▸ **Stored records**

++++++

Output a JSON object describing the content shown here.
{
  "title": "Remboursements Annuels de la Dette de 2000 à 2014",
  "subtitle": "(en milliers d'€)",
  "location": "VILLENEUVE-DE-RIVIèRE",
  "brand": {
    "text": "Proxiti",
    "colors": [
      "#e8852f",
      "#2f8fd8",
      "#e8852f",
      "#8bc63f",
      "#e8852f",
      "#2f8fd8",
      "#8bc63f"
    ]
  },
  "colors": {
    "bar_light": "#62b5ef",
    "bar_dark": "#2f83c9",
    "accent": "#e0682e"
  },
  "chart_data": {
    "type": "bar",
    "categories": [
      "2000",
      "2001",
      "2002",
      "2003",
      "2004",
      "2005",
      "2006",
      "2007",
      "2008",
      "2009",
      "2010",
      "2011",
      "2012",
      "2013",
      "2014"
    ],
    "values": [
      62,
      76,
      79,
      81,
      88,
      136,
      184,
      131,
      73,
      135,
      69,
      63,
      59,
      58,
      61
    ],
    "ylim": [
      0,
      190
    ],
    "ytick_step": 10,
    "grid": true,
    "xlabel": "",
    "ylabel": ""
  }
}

++++++

Write out every entry above, word for word.

Output a JSON object describing the content shown here.
{
  "title": "Remboursements Annuels de la Dette de 2000 à 2014",
  "subtitle": "(en milliers d'€)",
  "location": "VILLENEUVE-DE-RIVIèRE",
  "brand": {
    "text": "Proxiti",
    "colors": [
      "#e8852f",
      "#2f8fd8",
      "#e8852f",
      "#8bc63f",
      "#e8852f",
      "#2f8fd8",
      "#8bc63f"
    ]
  },
  "colors": {
    "bar_light": "#62b5ef",
    "bar_dark": "#2f83c9",
    "accent": "#e0682e"
  },
  "chart_data": {
    "type": "bar",
    "categories": [
      "2000",
      "2001",
      "2002",
      "2003",
      "2004",
      "2005",
      "2006",
      "2007",
      "2008",
      "2009",
      "2010",
      "2011",
      "2012",
      "2013",
      "2014"
    ],
    "values": [
      62,
      76,
      79,
      81,
      88,
      136,
      184,
      131,
      73,
      135,
      69,
      63,
      59,
      58,
      61
    ],
    "ylim": [
      0,
      190
    ],
    "ytick_step": 10,
    "grid": true,
    "xlabel": "",
    "ylabel": ""
  }
}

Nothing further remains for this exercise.